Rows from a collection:

_ _ _ _ _ _ _

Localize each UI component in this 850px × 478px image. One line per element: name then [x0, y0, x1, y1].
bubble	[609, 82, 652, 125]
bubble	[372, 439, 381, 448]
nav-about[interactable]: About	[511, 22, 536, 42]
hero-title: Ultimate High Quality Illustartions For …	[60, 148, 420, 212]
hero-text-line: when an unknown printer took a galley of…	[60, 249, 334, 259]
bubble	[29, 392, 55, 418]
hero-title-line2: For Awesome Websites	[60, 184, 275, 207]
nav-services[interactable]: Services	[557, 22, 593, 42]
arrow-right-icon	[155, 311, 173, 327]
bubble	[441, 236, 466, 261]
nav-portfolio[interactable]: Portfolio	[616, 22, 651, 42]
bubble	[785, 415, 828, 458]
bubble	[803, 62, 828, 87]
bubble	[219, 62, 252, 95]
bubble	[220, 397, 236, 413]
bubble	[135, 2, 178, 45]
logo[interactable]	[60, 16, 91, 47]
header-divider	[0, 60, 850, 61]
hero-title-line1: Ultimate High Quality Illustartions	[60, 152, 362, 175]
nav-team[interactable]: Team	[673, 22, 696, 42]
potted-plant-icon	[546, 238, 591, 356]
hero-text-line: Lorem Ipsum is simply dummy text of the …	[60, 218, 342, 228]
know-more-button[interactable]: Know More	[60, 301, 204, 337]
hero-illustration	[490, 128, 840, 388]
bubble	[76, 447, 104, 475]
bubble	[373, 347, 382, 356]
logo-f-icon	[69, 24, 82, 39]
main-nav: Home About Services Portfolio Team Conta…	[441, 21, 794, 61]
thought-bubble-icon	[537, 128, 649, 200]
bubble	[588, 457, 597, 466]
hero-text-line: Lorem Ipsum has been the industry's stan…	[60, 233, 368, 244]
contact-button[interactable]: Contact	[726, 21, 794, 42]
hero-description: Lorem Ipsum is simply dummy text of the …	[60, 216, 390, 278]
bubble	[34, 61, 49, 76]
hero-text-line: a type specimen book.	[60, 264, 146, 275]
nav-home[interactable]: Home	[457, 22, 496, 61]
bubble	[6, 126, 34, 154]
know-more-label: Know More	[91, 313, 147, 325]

_ _ _ _ _ _ _

> [Work to do]
Can you reproduce the rows word for word, from the first line of the rows through the line containing "22, 651, 42]", with both of those lines included?

> [Problem solution]
Localize each UI component in this 850px × 478px image. One line per element: name then [x0, y0, x1, y1].
bubble	[609, 82, 652, 125]
bubble	[372, 439, 381, 448]
nav-about[interactable]: About	[511, 22, 536, 42]
hero-title: Ultimate High Quality Illustartions For …	[60, 148, 420, 212]
hero-text-line: when an unknown printer took a galley of…	[60, 249, 334, 259]
bubble	[29, 392, 55, 418]
hero-title-line2: For Awesome Websites	[60, 184, 275, 207]
nav-services[interactable]: Services	[557, 22, 593, 42]
arrow-right-icon	[155, 311, 173, 327]
bubble	[441, 236, 466, 261]
nav-portfolio[interactable]: Portfolio	[616, 22, 651, 42]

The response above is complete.